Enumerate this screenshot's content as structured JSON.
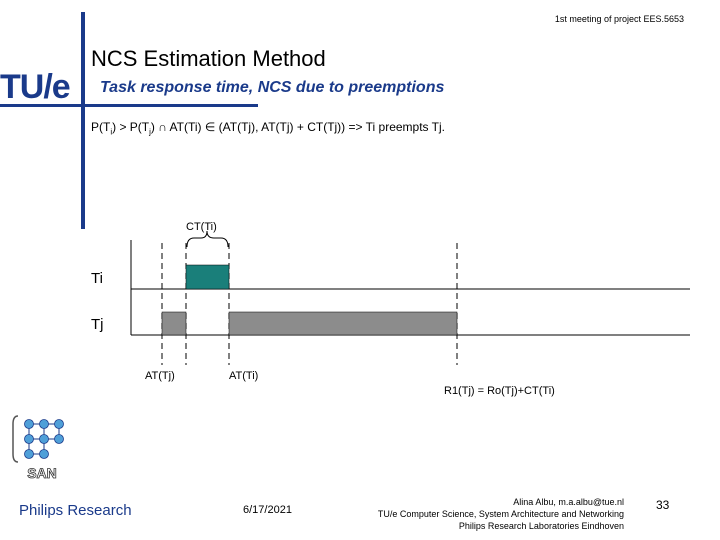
{
  "header": {
    "meeting": "1st meeting of project EES.5653",
    "logo_text": "TU/e"
  },
  "slide": {
    "title": "NCS Estimation Method",
    "subtitle": "Task response time, NCS due to preemptions",
    "condition": {
      "p1": "P(T",
      "s1": "i",
      "p2": ") > P(T",
      "s2": "j",
      "p3": ") ∩ AT(Ti) ∈ (AT(Tj), AT(Tj) + CT(Tj)) => Ti preempts Tj."
    }
  },
  "diagram": {
    "ct_label": "CT(Ti)",
    "ti_label": "Ti",
    "tj_label": "Tj",
    "at_tj_label": "AT(Tj)",
    "at_ti_label": "AT(Ti)",
    "r1_label": "R1(Tj) = Ro(Tj)+CT(Ti)",
    "ti_color": "#1a7f7a",
    "tj_color": "#8c8c8c"
  },
  "footer": {
    "san_text": "SAN",
    "philips": "Philips Research",
    "date": "6/17/2021",
    "author_line1": "Alina Albu, m.a.albu@tue.nl",
    "author_line2": "TU/e Computer Science, System Architecture and Networking",
    "author_line3": "Philips Research Laboratories Eindhoven",
    "page_number": "33"
  }
}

☆ ☆ ☆

To do: Count every line in the data where the string "Research" occurs. Give nothing except the number.

Complete response: 2